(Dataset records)
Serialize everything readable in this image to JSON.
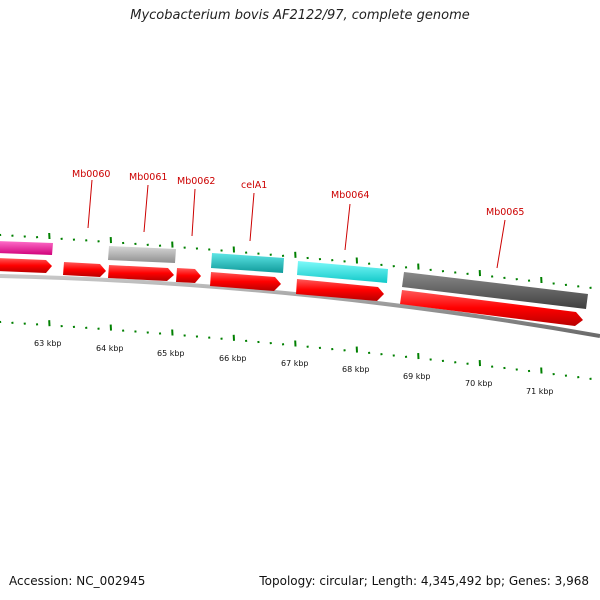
{
  "title": "Mycobacterium bovis AF2122/97, complete genome",
  "footer": {
    "accession": "Accession: NC_002945",
    "stats": "Topology: circular; Length: 4,345,492 bp; Genes: 3,968"
  },
  "gene_labels": [
    "Mb0060",
    "Mb0061",
    "Mb0062",
    "celA1",
    "Mb0064",
    "Mb0065"
  ],
  "kbp_labels": [
    "63 kbp",
    "64 kbp",
    "65 kbp",
    "66 kbp",
    "67 kbp",
    "68 kbp",
    "69 kbp",
    "70 kbp",
    "71 kbp"
  ],
  "colors": {
    "cds": "#ff0000",
    "gene_label": "#cc0000",
    "tick": "#008000",
    "backbone": "#888888",
    "feature_magenta": "#ff1aa0",
    "feature_lightgray": "#bbbbbb",
    "feature_teal": "#1fc4c4",
    "feature_cyan": "#1ff0f0",
    "feature_darkgray": "#666666"
  }
}
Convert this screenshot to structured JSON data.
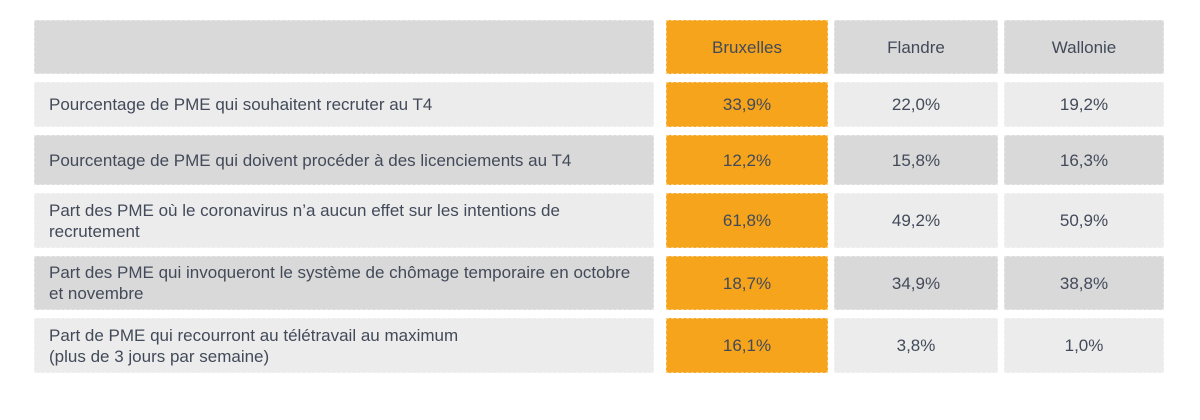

→ Problem statement
Where a line in the records above includes the string "JSON", show it.

→ Completed task
Serialize everything readable in this image to JSON.
Convert this screenshot to structured JSON data.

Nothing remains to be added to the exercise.